▶ _WHAT TO WORK ON_: Locate the word "took" in the entries below, then gather every line that holds it.

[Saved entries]
◆ ◆ ◆ ◆ ◆ ◆ ◆

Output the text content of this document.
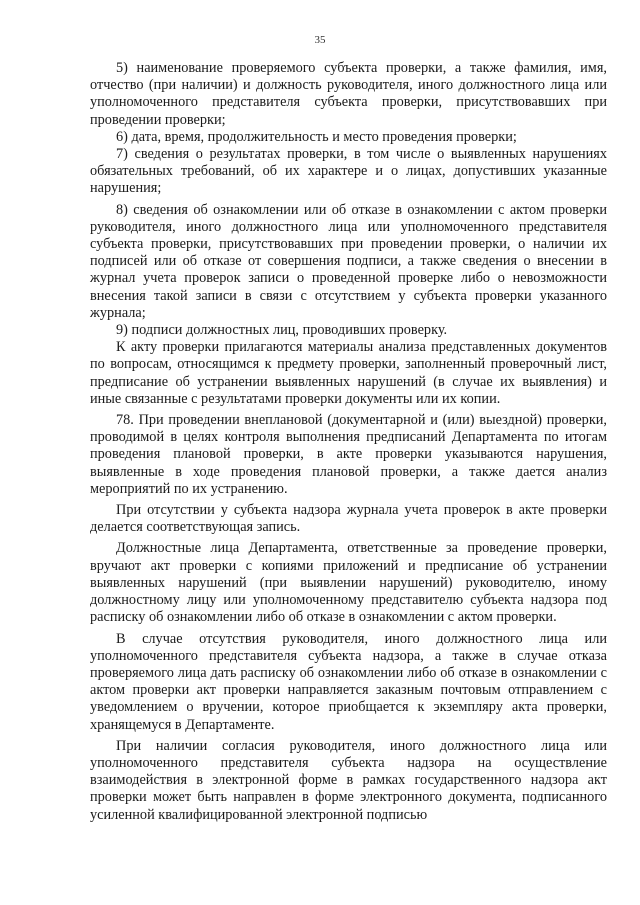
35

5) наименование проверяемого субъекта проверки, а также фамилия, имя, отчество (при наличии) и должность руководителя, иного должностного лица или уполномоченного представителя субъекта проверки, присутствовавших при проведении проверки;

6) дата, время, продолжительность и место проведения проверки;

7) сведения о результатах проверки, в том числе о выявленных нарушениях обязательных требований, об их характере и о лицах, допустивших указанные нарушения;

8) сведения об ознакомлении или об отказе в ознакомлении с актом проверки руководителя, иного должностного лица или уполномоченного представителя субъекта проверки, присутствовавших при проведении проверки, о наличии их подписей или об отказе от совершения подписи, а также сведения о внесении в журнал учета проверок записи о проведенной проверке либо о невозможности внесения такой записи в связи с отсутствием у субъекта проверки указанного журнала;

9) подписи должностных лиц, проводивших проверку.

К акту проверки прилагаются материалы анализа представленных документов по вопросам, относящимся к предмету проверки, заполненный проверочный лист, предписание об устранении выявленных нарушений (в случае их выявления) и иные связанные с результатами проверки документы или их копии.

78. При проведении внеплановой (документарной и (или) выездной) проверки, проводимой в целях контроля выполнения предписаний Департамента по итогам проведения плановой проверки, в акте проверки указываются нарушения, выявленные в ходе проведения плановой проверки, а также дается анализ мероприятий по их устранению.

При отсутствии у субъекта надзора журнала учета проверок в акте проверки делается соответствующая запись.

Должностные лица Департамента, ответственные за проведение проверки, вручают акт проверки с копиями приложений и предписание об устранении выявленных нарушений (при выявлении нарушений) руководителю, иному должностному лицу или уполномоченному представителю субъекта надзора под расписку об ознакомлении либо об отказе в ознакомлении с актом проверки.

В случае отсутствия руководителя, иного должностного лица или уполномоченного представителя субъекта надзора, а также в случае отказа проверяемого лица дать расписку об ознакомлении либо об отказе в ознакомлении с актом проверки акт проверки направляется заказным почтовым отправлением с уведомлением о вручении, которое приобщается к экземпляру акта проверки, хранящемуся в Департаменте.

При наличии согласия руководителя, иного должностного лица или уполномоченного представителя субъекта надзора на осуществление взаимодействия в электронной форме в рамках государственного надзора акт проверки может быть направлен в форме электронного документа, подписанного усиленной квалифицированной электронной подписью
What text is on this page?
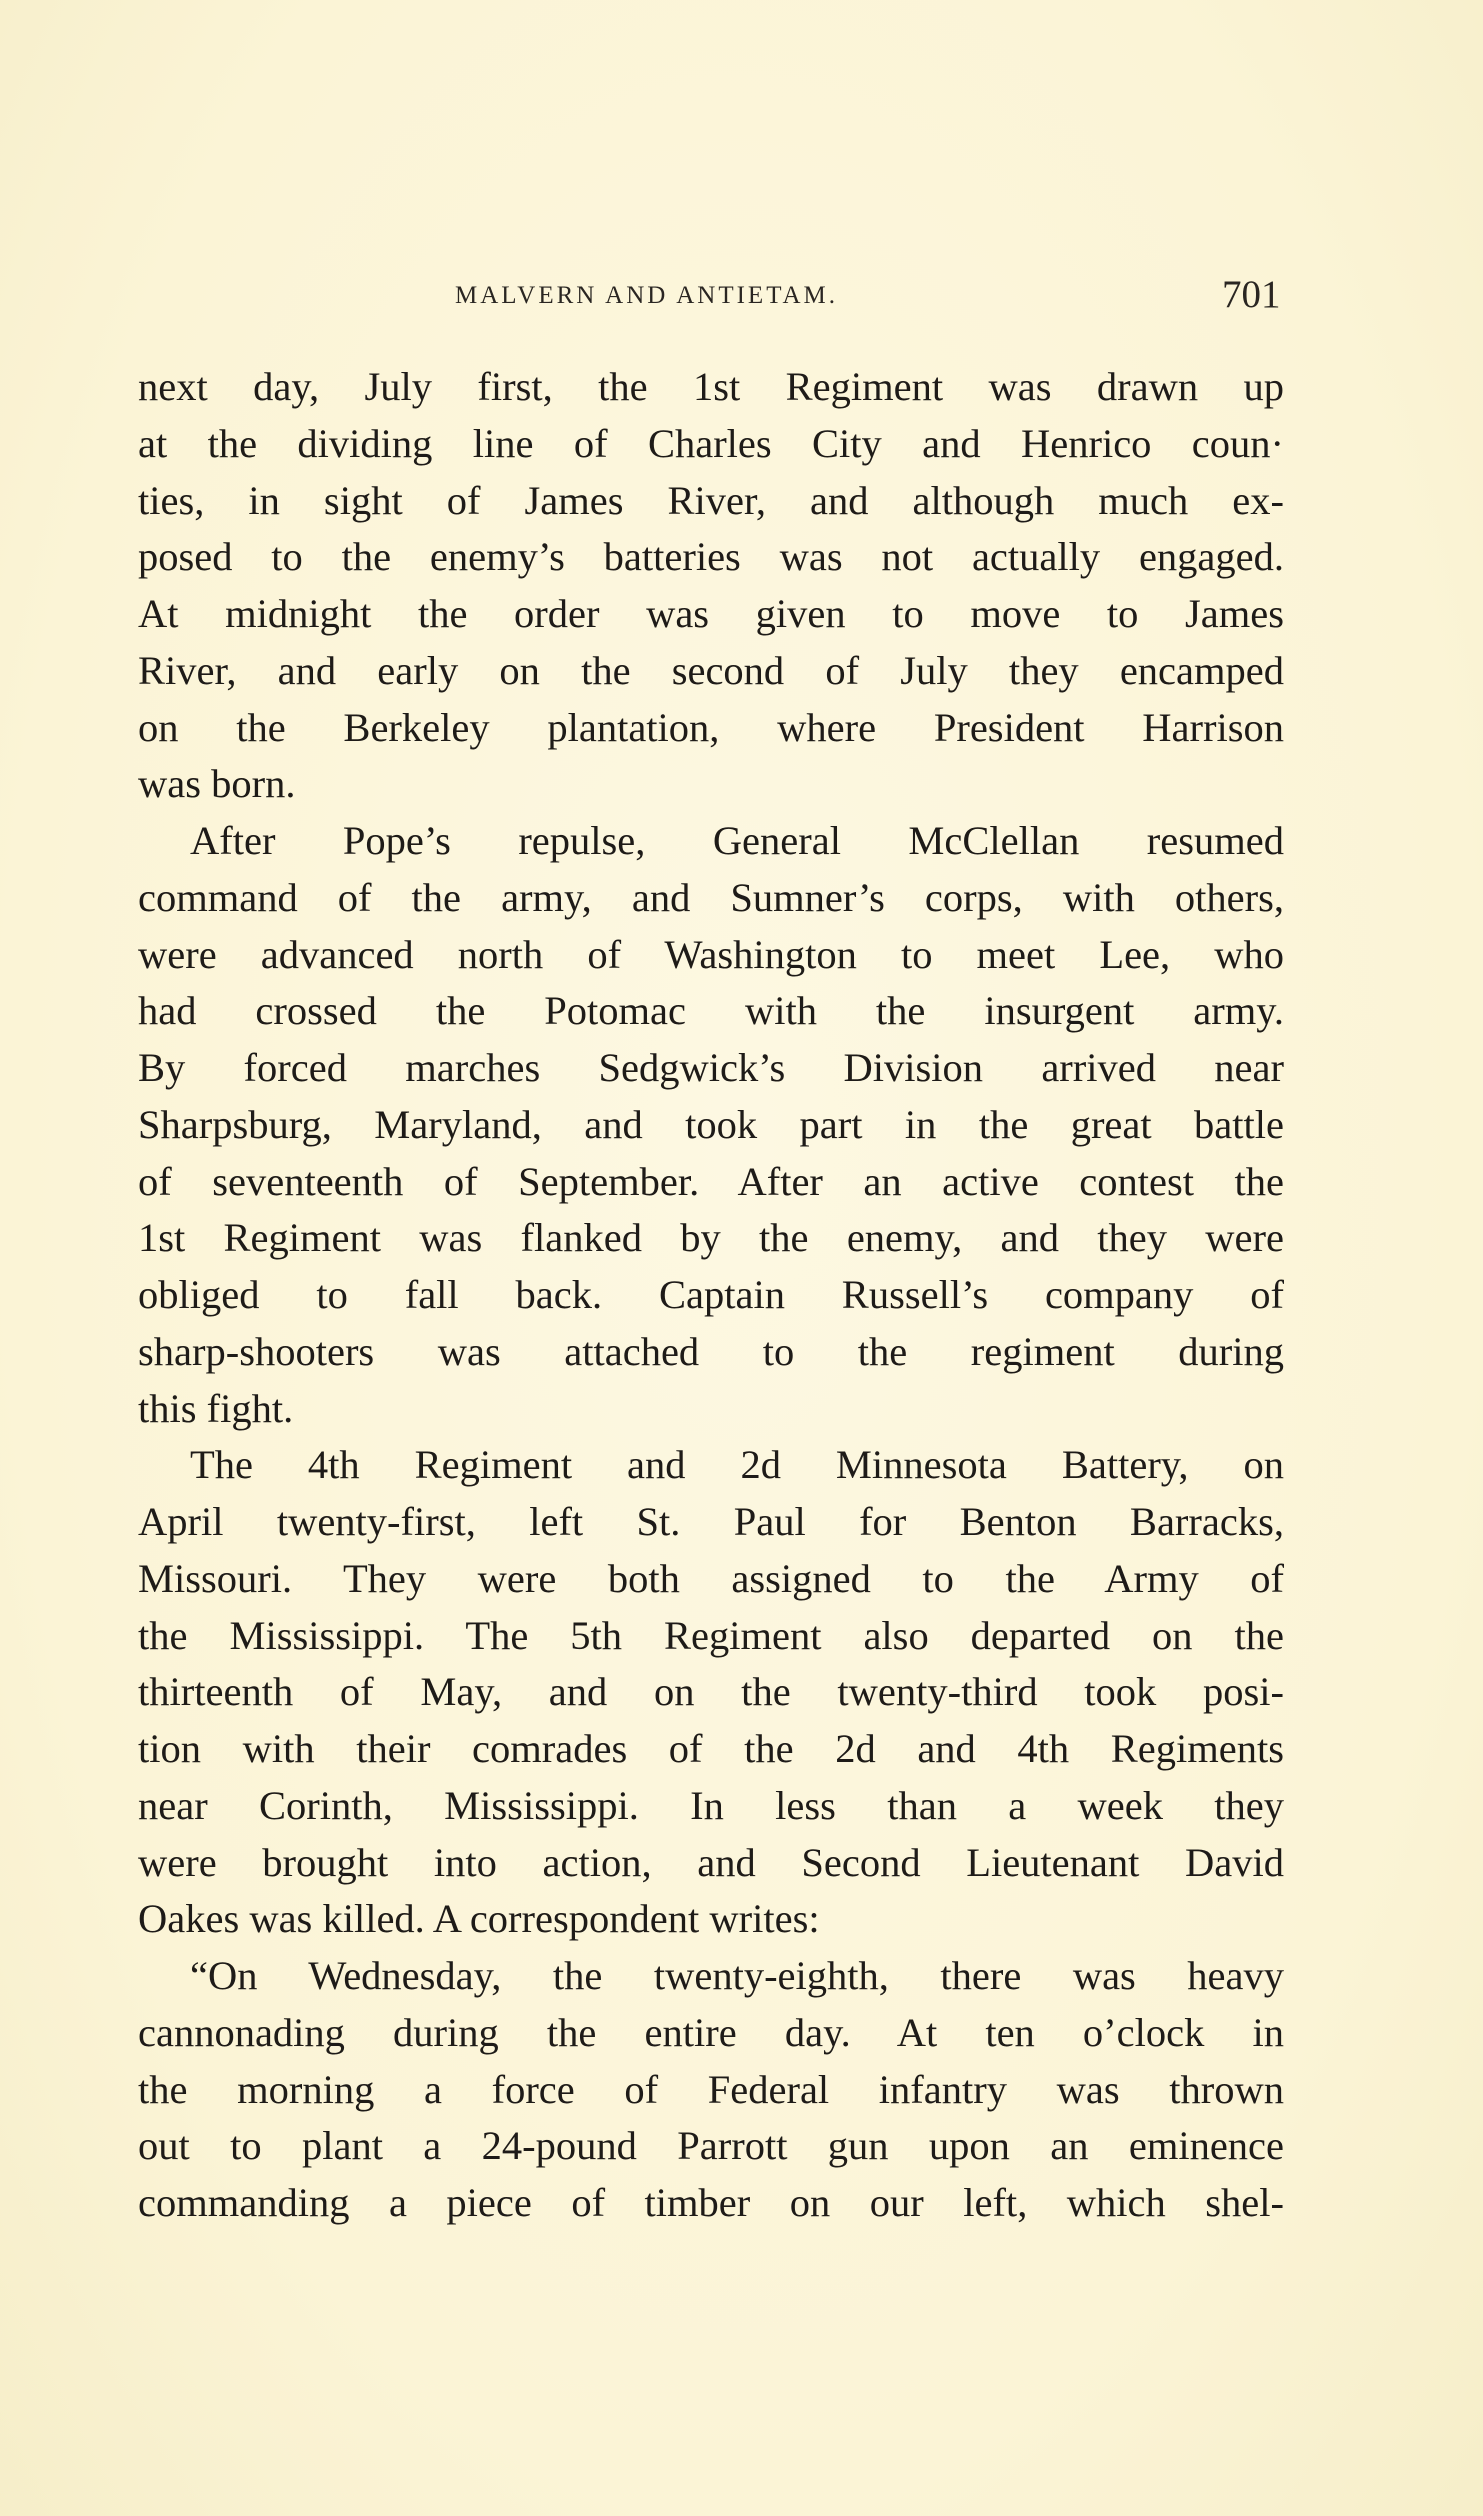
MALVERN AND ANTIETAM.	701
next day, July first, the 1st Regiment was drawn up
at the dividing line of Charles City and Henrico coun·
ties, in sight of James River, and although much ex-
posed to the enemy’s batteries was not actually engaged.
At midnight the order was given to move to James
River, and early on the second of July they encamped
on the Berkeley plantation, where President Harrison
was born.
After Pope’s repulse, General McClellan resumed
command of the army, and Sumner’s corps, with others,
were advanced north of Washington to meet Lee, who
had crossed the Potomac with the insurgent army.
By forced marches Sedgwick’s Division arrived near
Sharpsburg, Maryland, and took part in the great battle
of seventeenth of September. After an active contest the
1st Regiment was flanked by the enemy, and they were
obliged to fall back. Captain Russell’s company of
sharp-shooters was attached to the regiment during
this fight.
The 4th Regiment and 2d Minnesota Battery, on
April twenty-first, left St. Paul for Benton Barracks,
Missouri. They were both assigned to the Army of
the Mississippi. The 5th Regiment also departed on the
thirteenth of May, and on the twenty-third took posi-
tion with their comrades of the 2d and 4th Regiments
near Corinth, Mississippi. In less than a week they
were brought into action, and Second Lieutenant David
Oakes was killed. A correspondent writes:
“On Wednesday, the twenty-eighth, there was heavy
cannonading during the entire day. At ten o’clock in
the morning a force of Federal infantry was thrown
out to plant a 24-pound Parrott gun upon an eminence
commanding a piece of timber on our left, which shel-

◆ ◆ ◆ ◆ ◆ ◆ ◆

▶ _EXERCISE SOLUTION_:
Sharpsburg, Maryland, and took part in the great battle
thirteenth of May, and on the twenty-third took posi-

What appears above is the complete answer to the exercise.